**Task goal**. Scan the material and copy every line in which "this" appears.

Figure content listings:
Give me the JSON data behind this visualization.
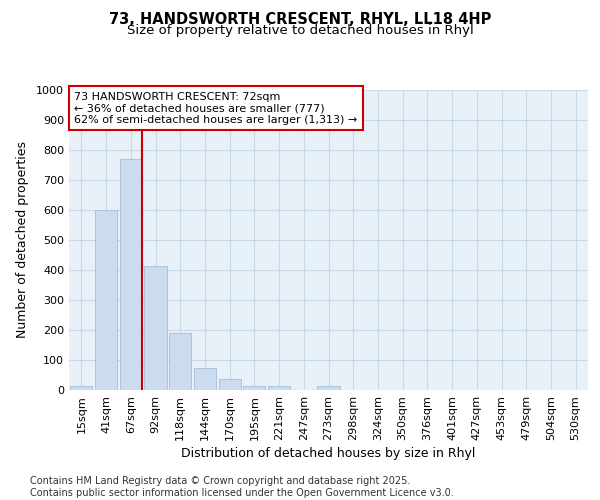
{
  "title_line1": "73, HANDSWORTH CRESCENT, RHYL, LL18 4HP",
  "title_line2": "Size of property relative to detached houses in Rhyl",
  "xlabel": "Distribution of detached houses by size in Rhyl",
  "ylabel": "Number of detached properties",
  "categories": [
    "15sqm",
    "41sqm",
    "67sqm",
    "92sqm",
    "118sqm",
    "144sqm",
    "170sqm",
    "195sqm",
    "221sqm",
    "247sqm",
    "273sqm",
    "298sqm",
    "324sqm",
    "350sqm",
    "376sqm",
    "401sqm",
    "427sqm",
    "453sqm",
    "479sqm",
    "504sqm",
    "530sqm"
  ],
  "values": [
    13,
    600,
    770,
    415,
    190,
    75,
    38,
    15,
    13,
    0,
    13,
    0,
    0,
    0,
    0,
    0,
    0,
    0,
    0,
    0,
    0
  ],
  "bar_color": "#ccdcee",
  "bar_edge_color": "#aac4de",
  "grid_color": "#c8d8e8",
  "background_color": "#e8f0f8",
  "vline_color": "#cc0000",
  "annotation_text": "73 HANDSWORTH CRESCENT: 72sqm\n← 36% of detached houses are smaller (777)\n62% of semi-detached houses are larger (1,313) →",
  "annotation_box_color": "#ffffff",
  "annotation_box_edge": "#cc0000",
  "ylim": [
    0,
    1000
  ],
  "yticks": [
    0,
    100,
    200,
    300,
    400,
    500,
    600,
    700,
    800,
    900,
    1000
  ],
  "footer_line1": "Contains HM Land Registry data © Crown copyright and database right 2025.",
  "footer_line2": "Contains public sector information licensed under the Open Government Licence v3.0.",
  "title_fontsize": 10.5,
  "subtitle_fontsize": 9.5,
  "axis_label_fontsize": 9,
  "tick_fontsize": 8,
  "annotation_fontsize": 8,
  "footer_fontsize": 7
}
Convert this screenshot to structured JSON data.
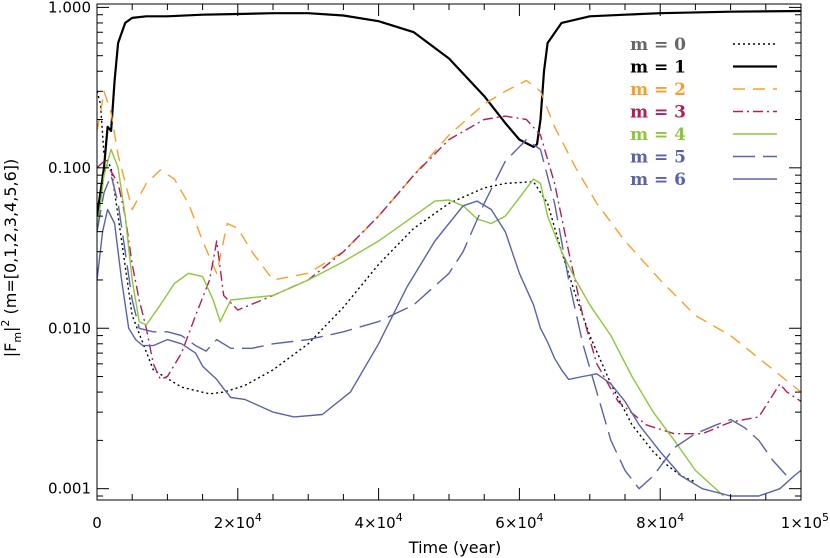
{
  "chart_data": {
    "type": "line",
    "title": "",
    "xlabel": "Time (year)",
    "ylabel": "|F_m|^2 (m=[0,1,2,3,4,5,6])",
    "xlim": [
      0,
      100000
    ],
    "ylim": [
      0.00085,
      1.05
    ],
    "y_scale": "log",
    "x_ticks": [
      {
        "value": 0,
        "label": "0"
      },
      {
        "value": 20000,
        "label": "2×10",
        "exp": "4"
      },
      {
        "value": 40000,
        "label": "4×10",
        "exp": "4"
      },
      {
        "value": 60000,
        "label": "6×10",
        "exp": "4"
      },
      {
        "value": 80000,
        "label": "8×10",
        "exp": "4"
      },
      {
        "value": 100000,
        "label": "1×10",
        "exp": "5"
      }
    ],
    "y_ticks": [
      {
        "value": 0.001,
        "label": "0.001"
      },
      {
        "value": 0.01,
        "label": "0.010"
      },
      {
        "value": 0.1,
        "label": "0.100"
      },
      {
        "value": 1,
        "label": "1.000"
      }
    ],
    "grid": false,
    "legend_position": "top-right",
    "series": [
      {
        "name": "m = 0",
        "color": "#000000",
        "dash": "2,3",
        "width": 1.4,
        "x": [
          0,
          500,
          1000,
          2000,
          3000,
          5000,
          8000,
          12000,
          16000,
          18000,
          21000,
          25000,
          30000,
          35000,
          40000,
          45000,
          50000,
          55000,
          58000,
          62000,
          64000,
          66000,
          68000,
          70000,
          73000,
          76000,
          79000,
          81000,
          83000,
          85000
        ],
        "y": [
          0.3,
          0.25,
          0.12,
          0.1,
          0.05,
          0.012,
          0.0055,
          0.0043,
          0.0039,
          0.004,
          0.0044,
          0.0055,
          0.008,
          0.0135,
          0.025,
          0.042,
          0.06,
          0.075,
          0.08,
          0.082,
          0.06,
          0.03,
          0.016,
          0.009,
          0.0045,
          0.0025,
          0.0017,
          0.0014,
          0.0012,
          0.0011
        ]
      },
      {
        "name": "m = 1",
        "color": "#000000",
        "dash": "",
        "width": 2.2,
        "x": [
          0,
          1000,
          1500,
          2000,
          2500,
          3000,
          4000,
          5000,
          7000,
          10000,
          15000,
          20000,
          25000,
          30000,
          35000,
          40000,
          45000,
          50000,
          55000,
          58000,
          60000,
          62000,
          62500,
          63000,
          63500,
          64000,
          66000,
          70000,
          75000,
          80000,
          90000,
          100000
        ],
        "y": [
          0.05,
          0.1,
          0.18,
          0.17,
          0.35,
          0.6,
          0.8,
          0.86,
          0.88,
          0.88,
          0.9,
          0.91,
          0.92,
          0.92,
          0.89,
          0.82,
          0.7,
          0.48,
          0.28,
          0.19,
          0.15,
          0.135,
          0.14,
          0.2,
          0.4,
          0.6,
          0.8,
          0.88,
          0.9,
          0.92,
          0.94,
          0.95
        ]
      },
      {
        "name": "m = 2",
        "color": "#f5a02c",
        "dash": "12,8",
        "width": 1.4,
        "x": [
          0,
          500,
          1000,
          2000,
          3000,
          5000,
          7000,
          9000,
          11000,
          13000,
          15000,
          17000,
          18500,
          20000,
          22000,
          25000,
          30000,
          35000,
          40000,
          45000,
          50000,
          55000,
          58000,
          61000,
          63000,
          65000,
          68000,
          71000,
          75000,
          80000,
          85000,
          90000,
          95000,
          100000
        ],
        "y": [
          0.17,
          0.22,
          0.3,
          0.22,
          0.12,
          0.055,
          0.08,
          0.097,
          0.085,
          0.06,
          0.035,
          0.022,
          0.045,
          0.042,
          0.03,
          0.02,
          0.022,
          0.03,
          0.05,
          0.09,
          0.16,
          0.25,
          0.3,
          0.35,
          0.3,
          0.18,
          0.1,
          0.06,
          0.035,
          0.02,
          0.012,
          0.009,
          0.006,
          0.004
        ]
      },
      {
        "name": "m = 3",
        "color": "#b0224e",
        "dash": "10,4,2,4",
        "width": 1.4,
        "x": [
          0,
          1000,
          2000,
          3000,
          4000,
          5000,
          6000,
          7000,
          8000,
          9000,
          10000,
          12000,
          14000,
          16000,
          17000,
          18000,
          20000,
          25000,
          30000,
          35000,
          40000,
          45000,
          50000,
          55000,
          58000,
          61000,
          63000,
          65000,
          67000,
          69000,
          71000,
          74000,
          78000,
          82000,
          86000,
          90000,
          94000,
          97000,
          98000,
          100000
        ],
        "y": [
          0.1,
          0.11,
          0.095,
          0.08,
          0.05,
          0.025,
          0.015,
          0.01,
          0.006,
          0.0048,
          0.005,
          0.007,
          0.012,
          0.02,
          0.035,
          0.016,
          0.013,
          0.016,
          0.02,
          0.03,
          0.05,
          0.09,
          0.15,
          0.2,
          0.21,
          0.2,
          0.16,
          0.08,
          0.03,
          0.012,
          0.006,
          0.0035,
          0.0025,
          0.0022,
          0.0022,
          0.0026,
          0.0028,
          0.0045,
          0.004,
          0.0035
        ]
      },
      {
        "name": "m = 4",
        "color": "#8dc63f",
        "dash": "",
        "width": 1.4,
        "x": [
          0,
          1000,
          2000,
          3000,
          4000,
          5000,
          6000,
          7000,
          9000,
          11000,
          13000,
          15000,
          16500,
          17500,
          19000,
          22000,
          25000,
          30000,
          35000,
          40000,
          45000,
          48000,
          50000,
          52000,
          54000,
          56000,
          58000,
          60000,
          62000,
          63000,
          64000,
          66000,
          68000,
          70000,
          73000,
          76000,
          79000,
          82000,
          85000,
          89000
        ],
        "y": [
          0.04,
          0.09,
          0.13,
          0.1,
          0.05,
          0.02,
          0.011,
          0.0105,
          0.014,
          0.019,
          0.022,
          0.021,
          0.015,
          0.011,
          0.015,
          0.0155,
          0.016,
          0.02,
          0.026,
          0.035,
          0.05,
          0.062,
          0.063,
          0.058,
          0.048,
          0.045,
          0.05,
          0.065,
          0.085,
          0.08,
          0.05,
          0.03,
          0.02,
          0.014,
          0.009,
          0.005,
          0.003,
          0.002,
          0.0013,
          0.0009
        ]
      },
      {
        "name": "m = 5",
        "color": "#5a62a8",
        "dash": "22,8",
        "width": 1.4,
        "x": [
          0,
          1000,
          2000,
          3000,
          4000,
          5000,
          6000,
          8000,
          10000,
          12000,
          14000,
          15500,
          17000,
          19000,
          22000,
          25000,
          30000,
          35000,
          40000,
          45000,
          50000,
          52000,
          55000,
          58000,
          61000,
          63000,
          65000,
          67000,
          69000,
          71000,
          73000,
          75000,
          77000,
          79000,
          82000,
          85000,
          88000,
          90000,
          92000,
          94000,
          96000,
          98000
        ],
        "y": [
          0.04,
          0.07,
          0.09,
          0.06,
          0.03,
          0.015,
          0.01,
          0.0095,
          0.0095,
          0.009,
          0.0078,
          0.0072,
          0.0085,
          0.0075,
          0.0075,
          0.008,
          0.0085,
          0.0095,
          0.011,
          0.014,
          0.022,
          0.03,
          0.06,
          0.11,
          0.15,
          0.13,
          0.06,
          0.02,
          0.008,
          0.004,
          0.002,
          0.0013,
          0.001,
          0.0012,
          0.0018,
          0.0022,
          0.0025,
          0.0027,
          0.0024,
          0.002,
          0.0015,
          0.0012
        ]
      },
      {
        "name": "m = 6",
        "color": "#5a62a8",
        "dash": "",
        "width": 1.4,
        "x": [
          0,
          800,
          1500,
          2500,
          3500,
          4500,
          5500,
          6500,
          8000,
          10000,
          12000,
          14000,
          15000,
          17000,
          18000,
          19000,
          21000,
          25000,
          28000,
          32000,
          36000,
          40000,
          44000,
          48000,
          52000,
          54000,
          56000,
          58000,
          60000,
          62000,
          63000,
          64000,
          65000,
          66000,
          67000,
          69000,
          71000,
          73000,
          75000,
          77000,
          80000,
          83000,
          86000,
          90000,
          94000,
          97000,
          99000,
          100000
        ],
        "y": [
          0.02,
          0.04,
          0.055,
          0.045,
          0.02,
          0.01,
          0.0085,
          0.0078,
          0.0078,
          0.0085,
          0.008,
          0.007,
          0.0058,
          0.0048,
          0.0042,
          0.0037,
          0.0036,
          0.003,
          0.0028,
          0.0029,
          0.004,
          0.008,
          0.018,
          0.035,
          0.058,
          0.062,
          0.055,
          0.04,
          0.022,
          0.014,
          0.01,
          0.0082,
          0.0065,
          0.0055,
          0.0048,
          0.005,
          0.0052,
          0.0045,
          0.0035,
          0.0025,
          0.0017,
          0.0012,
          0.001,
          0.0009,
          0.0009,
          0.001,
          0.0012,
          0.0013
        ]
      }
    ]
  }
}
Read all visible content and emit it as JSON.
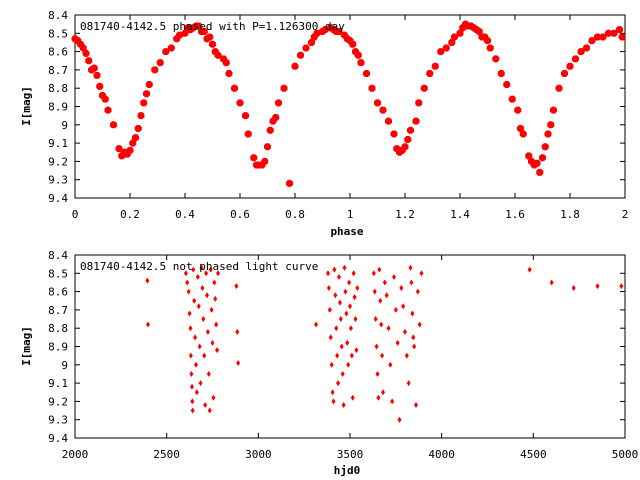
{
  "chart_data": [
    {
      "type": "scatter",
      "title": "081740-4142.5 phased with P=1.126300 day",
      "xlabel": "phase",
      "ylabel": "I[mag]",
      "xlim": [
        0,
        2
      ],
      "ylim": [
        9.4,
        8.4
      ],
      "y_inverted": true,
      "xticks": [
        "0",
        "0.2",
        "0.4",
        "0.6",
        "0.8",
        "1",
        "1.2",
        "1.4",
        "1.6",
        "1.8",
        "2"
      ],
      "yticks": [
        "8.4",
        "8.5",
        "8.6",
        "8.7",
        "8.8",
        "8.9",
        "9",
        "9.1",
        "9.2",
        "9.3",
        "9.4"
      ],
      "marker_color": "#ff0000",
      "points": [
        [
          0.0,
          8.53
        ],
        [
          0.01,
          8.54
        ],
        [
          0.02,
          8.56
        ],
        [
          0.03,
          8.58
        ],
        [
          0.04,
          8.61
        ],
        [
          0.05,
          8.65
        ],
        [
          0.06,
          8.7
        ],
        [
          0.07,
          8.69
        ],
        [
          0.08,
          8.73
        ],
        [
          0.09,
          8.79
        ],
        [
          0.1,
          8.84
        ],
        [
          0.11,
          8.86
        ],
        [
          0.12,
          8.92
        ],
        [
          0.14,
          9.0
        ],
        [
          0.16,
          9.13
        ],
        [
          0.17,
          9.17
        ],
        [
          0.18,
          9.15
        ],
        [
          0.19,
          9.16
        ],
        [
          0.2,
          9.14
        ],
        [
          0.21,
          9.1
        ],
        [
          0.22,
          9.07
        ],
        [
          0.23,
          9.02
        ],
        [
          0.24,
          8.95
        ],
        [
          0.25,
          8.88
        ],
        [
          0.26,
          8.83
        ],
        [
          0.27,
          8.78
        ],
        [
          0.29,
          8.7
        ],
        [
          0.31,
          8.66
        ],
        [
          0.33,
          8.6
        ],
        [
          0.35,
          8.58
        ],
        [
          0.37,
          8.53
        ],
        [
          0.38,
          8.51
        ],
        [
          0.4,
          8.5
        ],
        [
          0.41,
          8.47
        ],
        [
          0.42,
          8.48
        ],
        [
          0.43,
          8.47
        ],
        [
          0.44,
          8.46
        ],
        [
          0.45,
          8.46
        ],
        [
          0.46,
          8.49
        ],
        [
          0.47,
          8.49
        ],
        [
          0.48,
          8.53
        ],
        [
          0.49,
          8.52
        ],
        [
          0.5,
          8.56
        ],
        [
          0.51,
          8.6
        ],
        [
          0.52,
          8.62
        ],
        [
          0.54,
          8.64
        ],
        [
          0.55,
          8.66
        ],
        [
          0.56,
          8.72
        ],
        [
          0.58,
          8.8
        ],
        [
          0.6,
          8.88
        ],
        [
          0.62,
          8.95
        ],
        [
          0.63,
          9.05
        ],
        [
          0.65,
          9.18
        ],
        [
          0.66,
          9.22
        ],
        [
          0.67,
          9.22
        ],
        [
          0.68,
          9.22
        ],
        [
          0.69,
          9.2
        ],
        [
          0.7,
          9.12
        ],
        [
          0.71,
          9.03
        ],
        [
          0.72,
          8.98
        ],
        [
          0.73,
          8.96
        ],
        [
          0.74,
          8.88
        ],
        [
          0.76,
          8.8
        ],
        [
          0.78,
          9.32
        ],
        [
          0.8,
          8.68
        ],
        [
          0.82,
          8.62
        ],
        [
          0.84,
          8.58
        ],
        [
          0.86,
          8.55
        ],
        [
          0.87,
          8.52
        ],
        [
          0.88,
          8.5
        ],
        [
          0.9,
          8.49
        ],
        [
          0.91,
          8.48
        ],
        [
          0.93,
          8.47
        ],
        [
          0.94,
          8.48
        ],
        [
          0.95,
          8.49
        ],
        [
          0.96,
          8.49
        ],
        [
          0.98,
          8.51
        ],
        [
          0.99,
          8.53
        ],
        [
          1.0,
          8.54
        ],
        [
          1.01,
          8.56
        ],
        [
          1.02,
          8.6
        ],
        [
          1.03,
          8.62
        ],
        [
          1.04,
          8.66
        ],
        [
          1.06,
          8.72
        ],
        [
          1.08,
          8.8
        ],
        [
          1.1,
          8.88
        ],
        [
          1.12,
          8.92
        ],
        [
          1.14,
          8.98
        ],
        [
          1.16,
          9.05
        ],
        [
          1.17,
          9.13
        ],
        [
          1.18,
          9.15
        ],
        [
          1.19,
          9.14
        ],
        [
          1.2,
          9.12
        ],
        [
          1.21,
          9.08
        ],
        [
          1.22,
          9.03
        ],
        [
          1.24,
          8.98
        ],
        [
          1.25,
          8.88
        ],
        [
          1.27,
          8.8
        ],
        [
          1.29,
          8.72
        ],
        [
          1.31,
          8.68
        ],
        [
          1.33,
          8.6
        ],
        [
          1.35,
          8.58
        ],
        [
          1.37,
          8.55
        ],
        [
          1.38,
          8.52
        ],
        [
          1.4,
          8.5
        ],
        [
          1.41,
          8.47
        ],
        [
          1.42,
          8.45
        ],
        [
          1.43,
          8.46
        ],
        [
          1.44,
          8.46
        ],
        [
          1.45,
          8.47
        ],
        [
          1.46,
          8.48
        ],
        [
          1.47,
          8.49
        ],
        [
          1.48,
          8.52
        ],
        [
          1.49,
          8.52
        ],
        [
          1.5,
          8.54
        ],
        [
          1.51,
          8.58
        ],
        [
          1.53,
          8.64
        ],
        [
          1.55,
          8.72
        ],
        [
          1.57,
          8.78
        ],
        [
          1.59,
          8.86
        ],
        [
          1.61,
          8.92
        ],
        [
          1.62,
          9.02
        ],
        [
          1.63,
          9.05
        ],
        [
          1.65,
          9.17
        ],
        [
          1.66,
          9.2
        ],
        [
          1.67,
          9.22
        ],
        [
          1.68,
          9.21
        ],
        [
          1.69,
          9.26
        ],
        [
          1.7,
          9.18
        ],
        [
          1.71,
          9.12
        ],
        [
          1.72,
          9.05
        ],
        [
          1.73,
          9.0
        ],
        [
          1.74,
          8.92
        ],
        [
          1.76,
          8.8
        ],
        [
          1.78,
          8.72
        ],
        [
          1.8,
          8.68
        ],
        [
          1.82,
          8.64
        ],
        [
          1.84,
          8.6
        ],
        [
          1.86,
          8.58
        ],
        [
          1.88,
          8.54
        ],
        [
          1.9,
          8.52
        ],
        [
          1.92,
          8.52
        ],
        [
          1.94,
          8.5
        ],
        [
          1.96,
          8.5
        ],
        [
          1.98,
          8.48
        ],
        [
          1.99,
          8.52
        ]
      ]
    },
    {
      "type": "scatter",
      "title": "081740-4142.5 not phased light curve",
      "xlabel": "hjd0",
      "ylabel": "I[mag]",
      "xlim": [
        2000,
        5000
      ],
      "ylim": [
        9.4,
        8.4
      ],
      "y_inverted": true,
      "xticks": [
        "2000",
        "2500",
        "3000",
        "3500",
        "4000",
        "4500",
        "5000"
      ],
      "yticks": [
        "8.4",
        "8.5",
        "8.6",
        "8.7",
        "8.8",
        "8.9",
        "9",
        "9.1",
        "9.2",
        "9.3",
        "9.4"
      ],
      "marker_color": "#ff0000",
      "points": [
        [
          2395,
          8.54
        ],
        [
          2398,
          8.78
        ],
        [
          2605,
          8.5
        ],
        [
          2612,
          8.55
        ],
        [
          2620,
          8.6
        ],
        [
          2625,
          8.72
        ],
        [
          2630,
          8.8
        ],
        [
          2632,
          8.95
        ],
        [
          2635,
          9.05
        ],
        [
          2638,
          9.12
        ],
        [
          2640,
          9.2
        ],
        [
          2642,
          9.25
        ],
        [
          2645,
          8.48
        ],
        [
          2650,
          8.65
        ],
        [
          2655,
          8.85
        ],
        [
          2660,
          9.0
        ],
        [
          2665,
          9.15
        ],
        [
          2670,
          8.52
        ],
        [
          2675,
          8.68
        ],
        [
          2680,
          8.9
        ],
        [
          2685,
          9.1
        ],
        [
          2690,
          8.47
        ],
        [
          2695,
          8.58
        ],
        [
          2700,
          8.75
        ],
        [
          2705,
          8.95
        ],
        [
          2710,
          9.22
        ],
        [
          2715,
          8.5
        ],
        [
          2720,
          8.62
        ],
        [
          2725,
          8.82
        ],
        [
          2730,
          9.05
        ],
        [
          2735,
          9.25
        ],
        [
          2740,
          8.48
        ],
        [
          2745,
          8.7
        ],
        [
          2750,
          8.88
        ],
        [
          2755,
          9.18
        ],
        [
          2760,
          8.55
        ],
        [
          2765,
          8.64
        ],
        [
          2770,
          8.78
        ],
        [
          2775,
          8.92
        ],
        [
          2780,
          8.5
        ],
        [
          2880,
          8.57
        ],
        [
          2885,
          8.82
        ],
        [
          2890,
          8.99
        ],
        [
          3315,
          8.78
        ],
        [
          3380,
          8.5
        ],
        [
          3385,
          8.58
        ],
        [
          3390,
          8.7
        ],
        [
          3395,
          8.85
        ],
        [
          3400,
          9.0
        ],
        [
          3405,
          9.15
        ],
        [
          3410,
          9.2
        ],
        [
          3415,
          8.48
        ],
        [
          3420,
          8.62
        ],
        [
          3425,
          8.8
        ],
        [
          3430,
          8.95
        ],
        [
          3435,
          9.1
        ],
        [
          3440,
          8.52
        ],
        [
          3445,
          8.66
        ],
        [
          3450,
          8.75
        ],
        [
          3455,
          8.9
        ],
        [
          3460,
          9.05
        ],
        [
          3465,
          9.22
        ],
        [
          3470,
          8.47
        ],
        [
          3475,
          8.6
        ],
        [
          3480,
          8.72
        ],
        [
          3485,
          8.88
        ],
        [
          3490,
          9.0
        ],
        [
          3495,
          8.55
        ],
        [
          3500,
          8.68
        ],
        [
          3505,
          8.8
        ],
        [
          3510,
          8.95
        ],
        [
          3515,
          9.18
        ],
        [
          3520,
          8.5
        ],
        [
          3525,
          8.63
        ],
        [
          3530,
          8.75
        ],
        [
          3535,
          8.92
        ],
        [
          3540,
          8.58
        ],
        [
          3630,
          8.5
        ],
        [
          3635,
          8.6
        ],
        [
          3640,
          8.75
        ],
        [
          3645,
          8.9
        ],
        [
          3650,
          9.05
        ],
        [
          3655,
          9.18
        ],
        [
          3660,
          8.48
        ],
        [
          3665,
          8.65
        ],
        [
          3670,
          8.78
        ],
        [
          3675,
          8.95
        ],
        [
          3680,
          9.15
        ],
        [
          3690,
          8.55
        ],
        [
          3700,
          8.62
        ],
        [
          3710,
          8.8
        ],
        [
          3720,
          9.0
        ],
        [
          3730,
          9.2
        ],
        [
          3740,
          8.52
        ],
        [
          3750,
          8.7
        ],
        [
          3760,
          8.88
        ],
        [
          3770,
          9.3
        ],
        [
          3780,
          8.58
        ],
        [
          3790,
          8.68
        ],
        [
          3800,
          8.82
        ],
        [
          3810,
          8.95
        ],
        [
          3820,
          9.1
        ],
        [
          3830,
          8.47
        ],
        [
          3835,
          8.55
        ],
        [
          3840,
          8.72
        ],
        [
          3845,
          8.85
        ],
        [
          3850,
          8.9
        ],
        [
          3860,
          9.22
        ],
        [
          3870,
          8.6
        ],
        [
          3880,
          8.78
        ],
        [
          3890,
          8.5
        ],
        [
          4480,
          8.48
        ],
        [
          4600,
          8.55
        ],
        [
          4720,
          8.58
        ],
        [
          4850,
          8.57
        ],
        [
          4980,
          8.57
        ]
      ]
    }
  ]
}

**The response**.
Give me the JSON data behind this visualization.
Convert this screenshot to structured JSON data.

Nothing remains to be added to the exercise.